### Material to process ###

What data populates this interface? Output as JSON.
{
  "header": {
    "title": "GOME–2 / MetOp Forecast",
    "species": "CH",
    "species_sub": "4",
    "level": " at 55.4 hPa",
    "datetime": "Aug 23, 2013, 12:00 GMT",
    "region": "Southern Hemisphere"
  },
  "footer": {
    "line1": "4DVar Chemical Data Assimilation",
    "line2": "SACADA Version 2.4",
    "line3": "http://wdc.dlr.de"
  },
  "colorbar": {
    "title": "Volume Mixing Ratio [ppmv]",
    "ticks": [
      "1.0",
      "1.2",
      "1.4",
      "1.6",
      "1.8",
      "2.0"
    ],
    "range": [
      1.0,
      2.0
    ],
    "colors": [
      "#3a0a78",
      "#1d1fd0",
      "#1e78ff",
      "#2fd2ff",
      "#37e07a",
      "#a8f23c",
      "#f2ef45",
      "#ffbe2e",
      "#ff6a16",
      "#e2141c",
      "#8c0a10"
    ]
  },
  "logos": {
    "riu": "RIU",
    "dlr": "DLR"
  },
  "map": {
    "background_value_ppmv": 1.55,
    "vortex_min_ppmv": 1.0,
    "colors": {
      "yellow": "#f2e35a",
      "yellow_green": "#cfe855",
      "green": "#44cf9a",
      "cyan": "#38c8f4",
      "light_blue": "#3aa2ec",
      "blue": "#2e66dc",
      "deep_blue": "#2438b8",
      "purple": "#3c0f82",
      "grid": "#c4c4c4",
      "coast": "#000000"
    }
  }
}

###
### Material to process ###

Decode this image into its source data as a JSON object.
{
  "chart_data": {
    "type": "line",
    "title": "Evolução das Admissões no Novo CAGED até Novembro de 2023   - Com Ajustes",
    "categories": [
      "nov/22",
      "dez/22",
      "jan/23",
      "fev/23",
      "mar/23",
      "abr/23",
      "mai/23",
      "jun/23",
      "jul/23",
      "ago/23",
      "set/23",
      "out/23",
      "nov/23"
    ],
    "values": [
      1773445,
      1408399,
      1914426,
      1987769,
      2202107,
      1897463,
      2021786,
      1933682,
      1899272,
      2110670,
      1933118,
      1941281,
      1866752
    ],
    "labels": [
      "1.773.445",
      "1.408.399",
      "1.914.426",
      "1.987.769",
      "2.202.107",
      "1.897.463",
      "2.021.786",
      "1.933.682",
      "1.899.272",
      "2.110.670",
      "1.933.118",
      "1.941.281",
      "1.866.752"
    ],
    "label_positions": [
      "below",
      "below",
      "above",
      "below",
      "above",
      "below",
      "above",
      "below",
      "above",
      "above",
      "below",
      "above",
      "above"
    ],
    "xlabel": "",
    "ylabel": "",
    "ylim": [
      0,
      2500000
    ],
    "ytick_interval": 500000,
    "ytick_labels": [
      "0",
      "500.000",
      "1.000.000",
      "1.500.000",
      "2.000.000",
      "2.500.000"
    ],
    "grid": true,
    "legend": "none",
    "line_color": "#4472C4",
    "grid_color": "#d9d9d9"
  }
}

###

Prompt:
Copy out the lines that hold "title".

Exercise response:
    "title": "GOME–2 / MetOp Forecast",
    "title": "Volume Mixing Ratio [ppmv]",
    "title": "Evolução das Admissões no Novo CAGED até Novembro de 2023   - Com Ajustes",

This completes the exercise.